Material for this exercise:
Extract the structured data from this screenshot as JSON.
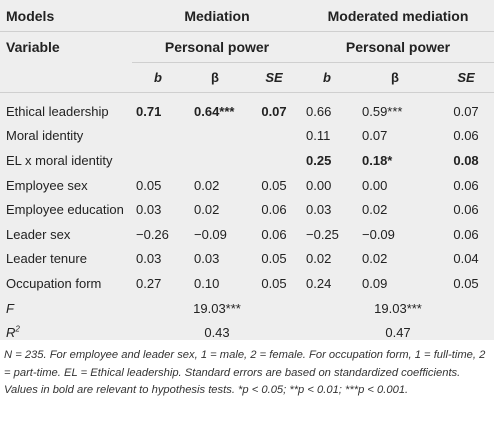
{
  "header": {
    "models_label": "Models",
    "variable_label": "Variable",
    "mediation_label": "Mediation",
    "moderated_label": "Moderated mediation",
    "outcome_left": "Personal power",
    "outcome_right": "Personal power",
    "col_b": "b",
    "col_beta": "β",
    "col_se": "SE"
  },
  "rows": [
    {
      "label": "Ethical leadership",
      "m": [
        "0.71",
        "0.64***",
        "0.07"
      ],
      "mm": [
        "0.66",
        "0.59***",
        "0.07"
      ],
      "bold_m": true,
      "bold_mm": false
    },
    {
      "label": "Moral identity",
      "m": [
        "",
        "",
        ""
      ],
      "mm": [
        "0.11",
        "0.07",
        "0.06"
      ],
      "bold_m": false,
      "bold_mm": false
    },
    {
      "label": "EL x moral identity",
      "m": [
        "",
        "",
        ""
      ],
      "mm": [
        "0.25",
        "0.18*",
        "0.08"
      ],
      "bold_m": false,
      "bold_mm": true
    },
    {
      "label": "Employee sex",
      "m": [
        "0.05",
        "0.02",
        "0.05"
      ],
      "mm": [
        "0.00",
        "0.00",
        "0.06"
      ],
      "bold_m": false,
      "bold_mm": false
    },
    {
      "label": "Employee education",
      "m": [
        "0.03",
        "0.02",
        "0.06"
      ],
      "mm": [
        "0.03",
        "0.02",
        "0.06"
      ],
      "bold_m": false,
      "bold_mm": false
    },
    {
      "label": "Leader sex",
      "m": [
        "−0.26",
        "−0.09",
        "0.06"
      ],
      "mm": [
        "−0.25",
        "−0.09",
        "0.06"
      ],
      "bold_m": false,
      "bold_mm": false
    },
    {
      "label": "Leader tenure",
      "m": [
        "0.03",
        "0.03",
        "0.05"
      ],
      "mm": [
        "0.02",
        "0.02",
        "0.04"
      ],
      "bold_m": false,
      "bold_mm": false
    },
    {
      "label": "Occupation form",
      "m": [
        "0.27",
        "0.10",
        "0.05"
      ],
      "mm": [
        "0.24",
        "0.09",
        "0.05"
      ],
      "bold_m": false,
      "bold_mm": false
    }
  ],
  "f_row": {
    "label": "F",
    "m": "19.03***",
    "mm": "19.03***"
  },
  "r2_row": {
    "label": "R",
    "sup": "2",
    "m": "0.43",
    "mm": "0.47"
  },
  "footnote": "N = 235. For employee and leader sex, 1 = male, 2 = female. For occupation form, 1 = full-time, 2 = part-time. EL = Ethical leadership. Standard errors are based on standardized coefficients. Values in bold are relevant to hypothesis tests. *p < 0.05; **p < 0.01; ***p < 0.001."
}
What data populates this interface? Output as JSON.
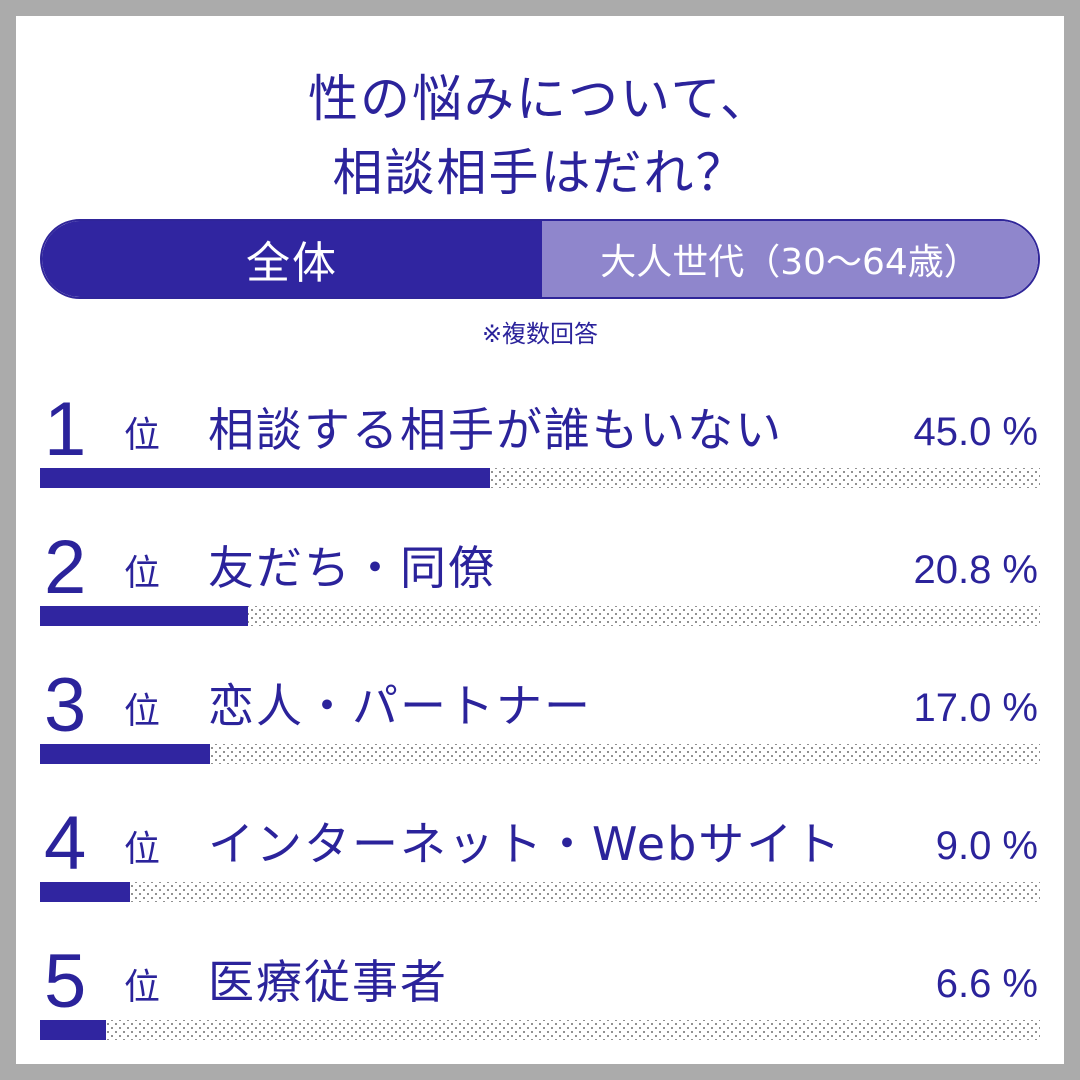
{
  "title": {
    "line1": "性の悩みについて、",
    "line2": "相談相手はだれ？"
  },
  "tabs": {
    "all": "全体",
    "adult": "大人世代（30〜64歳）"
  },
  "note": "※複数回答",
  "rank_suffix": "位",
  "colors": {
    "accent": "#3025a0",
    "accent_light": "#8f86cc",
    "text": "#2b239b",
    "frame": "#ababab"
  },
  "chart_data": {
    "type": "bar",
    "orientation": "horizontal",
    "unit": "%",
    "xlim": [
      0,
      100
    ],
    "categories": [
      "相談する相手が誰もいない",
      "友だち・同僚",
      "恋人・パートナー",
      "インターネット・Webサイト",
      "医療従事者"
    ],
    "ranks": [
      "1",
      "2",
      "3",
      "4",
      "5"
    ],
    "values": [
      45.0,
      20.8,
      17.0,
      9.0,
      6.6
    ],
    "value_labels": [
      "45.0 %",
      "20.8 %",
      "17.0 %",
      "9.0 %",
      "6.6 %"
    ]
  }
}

Short task: Pictures are excluded; output everything else in the data verbatim.

In response:
Extract the structured data from this screenshot as JSON.
{
  "header": {
    "models_label": "Models",
    "variable_label": "Variable",
    "mediation_label": "Mediation",
    "moderated_label": "Moderated mediation",
    "outcome_left": "Personal power",
    "outcome_right": "Personal power",
    "col_b": "b",
    "col_beta": "β",
    "col_se": "SE"
  },
  "rows": [
    {
      "label": "Ethical leadership",
      "m": [
        "0.71",
        "0.64***",
        "0.07"
      ],
      "mm": [
        "0.66",
        "0.59***",
        "0.07"
      ],
      "bold_m": true,
      "bold_mm": false
    },
    {
      "label": "Moral identity",
      "m": [
        "",
        "",
        ""
      ],
      "mm": [
        "0.11",
        "0.07",
        "0.06"
      ],
      "bold_m": false,
      "bold_mm": false
    },
    {
      "label": "EL x moral identity",
      "m": [
        "",
        "",
        ""
      ],
      "mm": [
        "0.25",
        "0.18*",
        "0.08"
      ],
      "bold_m": false,
      "bold_mm": true
    },
    {
      "label": "Employee sex",
      "m": [
        "0.05",
        "0.02",
        "0.05"
      ],
      "mm": [
        "0.00",
        "0.00",
        "0.06"
      ],
      "bold_m": false,
      "bold_mm": false
    },
    {
      "label": "Employee education",
      "m": [
        "0.03",
        "0.02",
        "0.06"
      ],
      "mm": [
        "0.03",
        "0.02",
        "0.06"
      ],
      "bold_m": false,
      "bold_mm": false
    },
    {
      "label": "Leader sex",
      "m": [
        "−0.26",
        "−0.09",
        "0.06"
      ],
      "mm": [
        "−0.25",
        "−0.09",
        "0.06"
      ],
      "bold_m": false,
      "bold_mm": false
    },
    {
      "label": "Leader tenure",
      "m": [
        "0.03",
        "0.03",
        "0.05"
      ],
      "mm": [
        "0.02",
        "0.02",
        "0.04"
      ],
      "bold_m": false,
      "bold_mm": false
    },
    {
      "label": "Occupation form",
      "m": [
        "0.27",
        "0.10",
        "0.05"
      ],
      "mm": [
        "0.24",
        "0.09",
        "0.05"
      ],
      "bold_m": false,
      "bold_mm": false
    }
  ],
  "f_row": {
    "label": "F",
    "m": "19.03***",
    "mm": "19.03***"
  },
  "r2_row": {
    "label": "R",
    "sup": "2",
    "m": "0.43",
    "mm": "0.47"
  },
  "footnote": "N = 235. For employee and leader sex, 1 = male, 2 = female. For occupation form, 1 = full-time, 2 = part-time. EL = Ethical leadership. Standard errors are based on standardized coefficients. Values in bold are relevant to hypothesis tests. *p < 0.05; **p < 0.01; ***p < 0.001."
}
What data populates this interface? Output as JSON.
{
  "title": {
    "line1": "性の悩みについて、",
    "line2": "相談相手はだれ？"
  },
  "tabs": {
    "all": "全体",
    "adult": "大人世代（30〜64歳）"
  },
  "note": "※複数回答",
  "rank_suffix": "位",
  "colors": {
    "accent": "#3025a0",
    "accent_light": "#8f86cc",
    "text": "#2b239b",
    "frame": "#ababab"
  },
  "chart_data": {
    "type": "bar",
    "orientation": "horizontal",
    "unit": "%",
    "xlim": [
      0,
      100
    ],
    "categories": [
      "相談する相手が誰もいない",
      "友だち・同僚",
      "恋人・パートナー",
      "インターネット・Webサイト",
      "医療従事者"
    ],
    "ranks": [
      "1",
      "2",
      "3",
      "4",
      "5"
    ],
    "values": [
      45.0,
      20.8,
      17.0,
      9.0,
      6.6
    ],
    "value_labels": [
      "45.0 %",
      "20.8 %",
      "17.0 %",
      "9.0 %",
      "6.6 %"
    ]
  }
}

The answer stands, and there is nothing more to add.